Search the records below for the word "трансферты". Pull out each line that has it.

| DATASET ENTRIES |

========================================

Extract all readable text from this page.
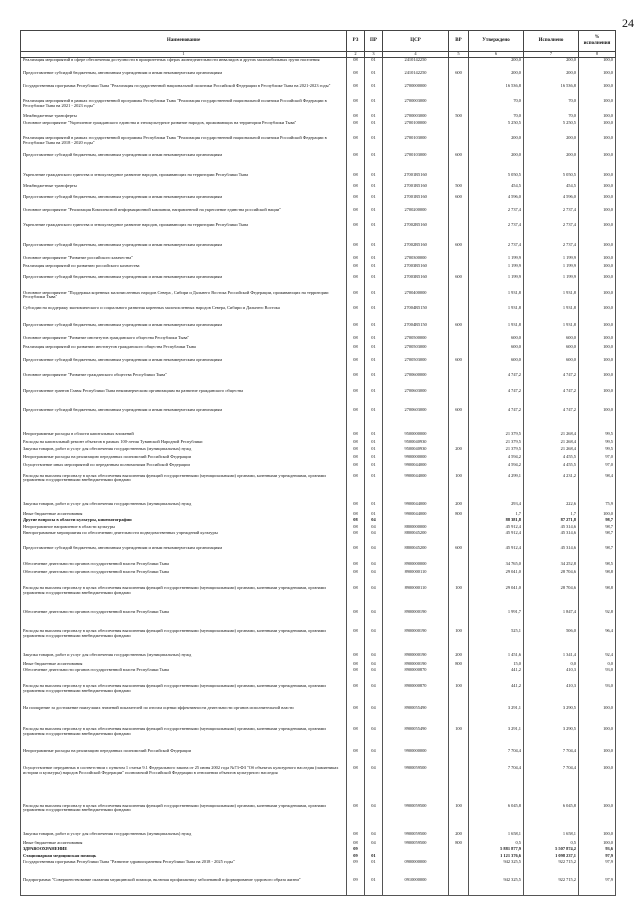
24
Наименование	РЗ	ПР	ЦСР	ВР	Утверждено	Исполнено	% исполнения
1	2	3	4	5	6	7	8
Реализация мероприятий в сфере обеспечения доступности в приоритетных сферах жизнедеятельности инвалидов и других маломобильных групп населения	08	01	2410142250		200,0	200,0	100,0
Предоставление субсидий бюджетным, автономным учреждениям и иным некоммерческим организациям	08	01	2410142250	600	200,0	200,0	100,0
Государственная программа Республики Тыва "Реализация государственной национальной политики Российской Федерации в Республике Тыва на 2021-2023 годы"	08	01	2700000000		16 536,8	16 536,8	100,0
Реализация мероприятий в рамках государственной программы Республики Тыва "Реализация государственной национальной политики Российской Федерации в Республике Тыва на 2021 - 2023 годы"	08	01	2700003000		70,0	70,0	100,0
Межбюджетные трансферты	08	01	2700003000	500	70,0	70,0	100,0
Основное мероприятие "Укрепление гражданского единства и этнокультурное развитие народов, проживающих на территории Республики Тыва"	08	01	2700100000		5 250,5	5 250,5	100,0
Реализация мероприятий в рамках государственной программы Республики Тыва "Реализация государственной национальной политики Российской Федерации в Республике Тыва на 2018 - 2020 годы"	08	01	2700103000		200,0	200,0	100,0
Предоставление субсидий бюджетным, автономным учреждениям и иным некоммерческим организациям	08	01	2700103000	600	200,0	200,0	100,0
Укрепление гражданского единства и этнокультурное развитие народов, проживающих на территории Республики Тыва	08	01	27001R5160		5 050,5	5 050,5	100,0
Межбюджетные трансферты	08	01	27001R5160	500	454,5	454,5	100,0
Предоставление субсидий бюджетным, автономным учреждениям и иным некоммерческим организациям	08	01	27001R5160	600	4 596,0	4 596,0	100,0
Основное мероприятие "Реализация Комплексной информационной кампании, направленной на укрепление единства российской нации"	08	01	2700200000		2 737,4	2 737,4	100,0
Укрепление гражданского единства и этнокультурное развитие народов, проживающих на территории Республики Тыва	08	01	27002R5160		2 737,4	2 737,4	100,0
Предоставление субсидий бюджетным, автономным учреждениям и иным некоммерческим организациям	08	01	27002R5160	600	2 737,4	2 737,4	100,0
Основное мероприятие "Развитие российского казачества"	08	01	2700300000		1 199,9	1 199,9	100,0
Реализация мероприятий по развитию российского казачества	08	01	27003R5160		1 199,9	1 199,9	100,0
Предоставление субсидий бюджетным, автономным учреждениям и иным некоммерческим организациям	08	01	27003R5160	600	1 199,9	1 199,9	100,0
Основное мероприятие "Поддержка коренных малочисленных народов Севера , Сибири и Дальнего Востока Российской Федерации, проживающих на территории Республики Тыва"	08	01	2700400000		1 931,8	1 931,8	100,0
Субсидии на поддержку экономического и социального развития коренных малочисленных народов Севера, Сибири и Дальнего Востока	08	01	27004R5150		1 931,8	1 931,8	100,0
Предоставление субсидий бюджетным, автономным учреждениям и иным некоммерческим организациям	08	01	27004R5150	600	1 931,8	1 931,8	100,0
Основное мероприятие "Развитие институтов гражданского общества Республики Тыва"	08	01	2700500000		600,0	600,0	100,0
Реализация мероприятий по развитию институтов гражданского общества Республики Тыва	08	01	2700503000		600,0	600,0	100,0
Предоставление субсидий бюджетным, автономным учреждениям и иным некоммерческим организациям	08	01	2700503000	600	600,0	600,0	100,0
Основное мероприятие "Развитие гражданского общества Республики Тыва"	08	01	2700600000		4 747,2	4 747,2	100,0
Предоставление грантов Главы Республики Тыва некоммерческим организациям на развитие гражданского общества	08	01	2700603000		4 747,2	4 747,2	100,0
Предоставление субсидий бюджетным, автономным учреждениям и иным некоммерческим организациям	08	01	2700603000	600	4 747,2	4 747,2	100,0
Непрограммные расходы в области капитальных вложений	08	01	9500000000		21 379,5	21 268,4	99,5
Расходы на капитальный ремонт объектов в рамках 100-летия Тувинской Народной Республики	08	01	9500040930		21 379,5	21 268,4	99,5
Закупка товаров, работ и услуг для обеспечения государственных (муниципальных) нужд	08	01	9500040930	200	21 379,5	21 268,4	99,5
Непрограммные расходы на реализацию переданных полномочий Российской Федерации	08	01	9900000000		4 594,2	4 455,5	97,0
Осуществление иных мероприятий по переданным полномочиям Российской Федерации	08	01	9900044000		4 594,2	4 455,5	97,0
Расходы на выплаты персоналу в целях обеспечения выполнения функций государственными (муниципальными) органами, казенными учреждениями, органами управления государственными внебюджетными фондами	08	01	9900044000	100	4 299,1	4 231,2	98,4
Закупка товаров, работ и услуг для обеспечения государственных (муниципальных) нужд	08	01	9900044000	200	293,4	222,6	75,9
Иные бюджетные ассигнования	08	01	9900044000	800	1,7	1,7	100,0
Другие вопросы в области культуры, кинематографии	08	04			88 381,8	87 271,8	98,7
Непрограммное направление в области культуры	08	04	8800000000		45 912,4	45 314,6	98,7
Внепрограммные мероприятия по обеспечению деятельности подведомственных учреждений культуры	08	04	8800045200		45 912,4	45 314,6	98,7
Предоставление субсидий бюджетным, автономным учреждениям и иным некоммерческим организациям	08	04	8800045200	600	45 912,4	45 314,6	98,7
Обеспечение деятельности органов государственной власти Республики Тыва	08	04	8900000000		34 765,0	34 252,8	98,5
Обеспечение деятельности органов государственной власти Республики Тыва	08	04	8900000110		29 041,0	28 704,6	98,8
Расходы на выплаты персоналу в целях обеспечения выполнения функций государственными (муниципальными) органами, казенными учреждениями, органами управления государственными внебюджетными фондами	08	04	8900000110	100	29 041,0	28 704,6	98,8
Обеспечение деятельности органов государственной власти Республики Тыва	08	04	8900000190		1 991,7	1 847,4	92,8
Расходы на выплаты персоналу в целях обеспечения выполнения функций государственными (муниципальными) органами, казенными учреждениями, органами управления государственными внебюджетными фондами	08	04	8900000190	100	525,1	506,0	96,4
Закупка товаров, работ и услуг для обеспечения государственных (муниципальных) нужд	08	04	8900000190	200	1 451,6	1 341,4	92,4
Иные бюджетные ассигнования	08	04	8900000190	800	15,0	0,0	0,0
Обеспечение деятельности органов государственной власти Республики Тыва	08	04	8900000870		441,2	410,3	93,0
Расходы на выплаты персоналу в целях обеспечения выполнения функций государственными (муниципальными) органами, казенными учреждениями, органами управления государственными внебюджетными фондами	08	04	8900000870	100	441,2	410,3	93,0
На поощрение за достижение наилучших значений показателей по итогам оценки эффективности деятельности органов исполнительной власти	08	04	8900055490		3 291,1	3 290,5	100,0
Расходы на выплаты персоналу в целях обеспечения выполнения функций государственными (муниципальными) органами, казенными учреждениями, органами управления государственными внебюджетными фондами	08	04	8900055490	100	3 291,1	3 290,5	100,0
Непрограммные расходы на реализацию переданных полномочий Российской Федерации	08	04	9900000000		7 704,4	7 704,4	100,0
Осуществление переданных в соответствии с пунктом 1 статьи 9.1 Федерального закона от 25 июня 2002 года №73-ФЗ "Об объектах культурного наследия (памятниках истории и культуры) народов Российской Федерации" полномочий Российской Федерации в отношении объектов культурного наследия	08	04	9900059500		7 704,4	7 704,4	100,0
Расходы на выплаты персоналу в целях обеспечения выполнения функций государственными (муниципальными) органами, казенными учреждениями, органами управления государственными внебюджетными фондами	08	04	9900059500	100	6 045,8	6 045,8	100,0
Закупка товаров, работ и услуг для обеспечения государственных (муниципальных) нужд	08	04	9900059500	200	1 658,1	1 658,1	100,0
Иные бюджетные ассигнования	08	04	9900059500	800	0,5	0,5	100,0
ЗДРАВООХРАНЕНИЕ	09				5 881 877,9	5 507 874,2	93,6
Стационарная медицинская помощь	09	01			1 121 376,6	1 098 237,1	97,9
Государственная программа Республики Тыва "Развитие здравоохранения Республики Тыва на 2018 - 2025 годы"	09	01	0900000000		942 325,5	922 715,2	97,9
Подпрограмма "Совершенствование оказания медицинской помощи, включая профилактику заболеваний и формирование здорового образа жизни"	09	01	0910000000		942 325,5	922 715,2	97,9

========================================

| RESULT |
Межбюджетные трансферты	08	01	2700003000	500	70,0	70,0	100,0
Межбюджетные трансферты	08	01	27001R5160	500	454,5	454,5	100,0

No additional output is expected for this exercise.